Obiettivo =
Secondo il testo sulle politiche del lavoro di Orbán, quanti ungheresi vivono oggi in altri paesi dell'UE?

Testo estratto =
------------

Il primo atto di Vitkor Orbán, dopo essere diventato primo ministro ungherese nel 2010, è stato quello di varare il cosiddetto strike act, un provvedimento volto a neutralizzare lo sciopero con la scusa di regolare i servizi minimi che devono essere garantiti: per quasi ogni settore è ora un giudice a stabilire quali siano i servizi che devono essere assicurati e se lo sciopero ha connotati politici tali da renderlo illegale. La possibilità di dichiarare lo sciopero viene quindi subordinata all’arbitrarietà di un potere giudiziario peraltro sempre più dipendente dal governo. Mentre dichiarava guerra ai migranti in transito e mentre si ergeva a campione della tradizione cristiana europea, il premier ungherese mandava un chiaro messaggio al capitale transnazionale: il mito della rinascita nazionale avrebbe assicurato una forza lavoro docile e senza diritti sindacali. L’intento di eliminare qualsiasi ostacolo al dominio del capitale sul suolo ungherese è stato perseguito con la stessa determinazione con la riforma del codice del lavoro del 2012. La riforma aveva l’obiettivo di rendere il mercato del lavoro ungherese «il più flessibile del mondo», togliendo limiti alle possibilità di licenziamento senza giusta causa, mettendo fuori gioco i già deboli sindacati e promuovendo la «contrattazione» diretta tra lavoratori e azienda. Secondo i piani del governo ciò avrebbe dovuto creare entro il 2020 ben un milione di posti di lavoro, grazie anche agli ingenti fondi pubblici stanziati per sovvenzionare il trasferimento di impianti industriali e alla tassazione per corporation più favorevole d’Europa.
Le cose però sono andate diversamente. Centinaia di migliaia di ungheresi hanno disertato il patto nazionale di Orbán nell’ultimo decennio emigrando in massa. Più di seicentomila ungheresi oggi vivono in altri paesi dell’UE. La portata della mobilità alla ricerca di un salario e di una vita migliore è evidente se si considera che oltre il 3% del PIL ungherese è costituito dalle rimesse mandate dai migranti residenti all’estero. Le promesse di Orbán non hanno dunque convinto quel popolo a cui pretende di rivolgersi: gli ungheresi hanno praticato in massa uno sciopero con i piedi contro le condizioni politiche del lavoro imposte dal governo. Le stesse promesse hanno però convinto molte imprese, in particolare tedesche e del settore automobilistico, a trasferire in Ungheria i loro impianti. Il risultato è che ci sono le fabbriche, ma mancano gli operai disposti a lavorarci. Il populismo del capitale sembra incapace di garantire l’armonico incontro tra capitale e lavoro.

------------

Elenco dei dati =
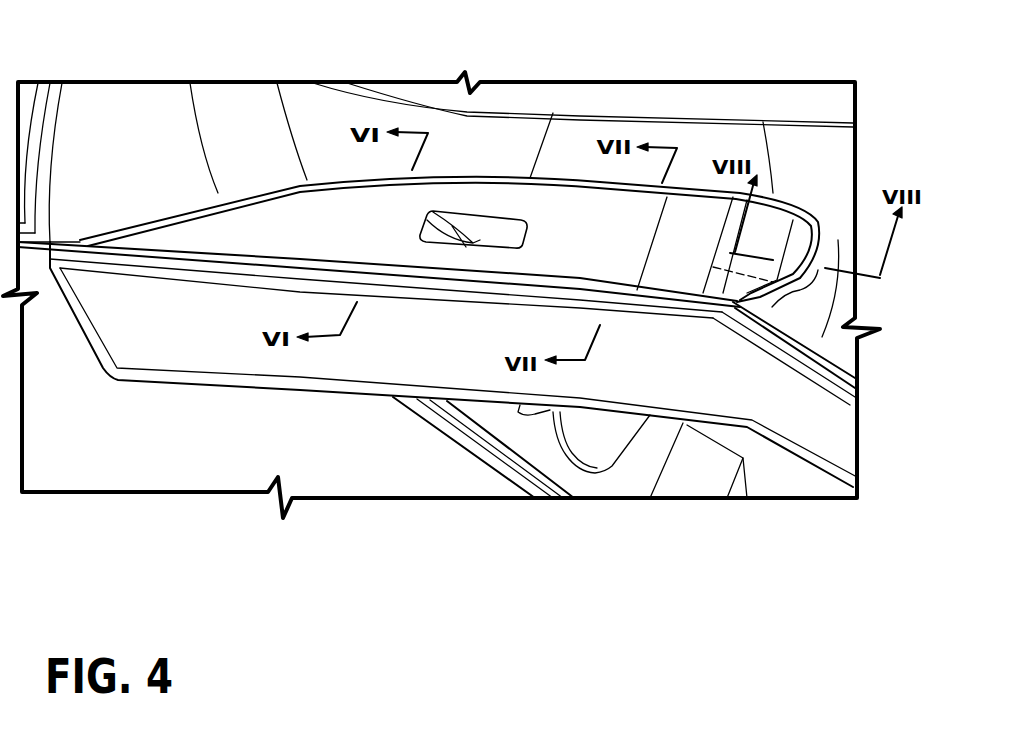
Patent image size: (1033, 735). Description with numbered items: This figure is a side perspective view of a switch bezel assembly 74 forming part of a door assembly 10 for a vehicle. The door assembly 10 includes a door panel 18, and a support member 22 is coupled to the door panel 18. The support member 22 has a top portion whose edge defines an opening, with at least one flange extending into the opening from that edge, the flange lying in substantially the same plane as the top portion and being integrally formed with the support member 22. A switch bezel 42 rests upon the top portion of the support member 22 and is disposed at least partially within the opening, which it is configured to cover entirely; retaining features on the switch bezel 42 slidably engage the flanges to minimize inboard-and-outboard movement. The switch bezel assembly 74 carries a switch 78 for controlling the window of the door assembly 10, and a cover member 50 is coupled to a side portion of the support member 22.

The door assembly 10 is at (131, 142).
The door panel 18 is at (830, 162).
The support member 22 is at (858, 340).
The switch bezel 42 is at (263, 223).
The cover member 50 is at (432, 362).
The switch bezel assembly 74 is at (788, 186).
The switch 78 is at (473, 241).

------------

Risposta scritta =
Più di seicentomila.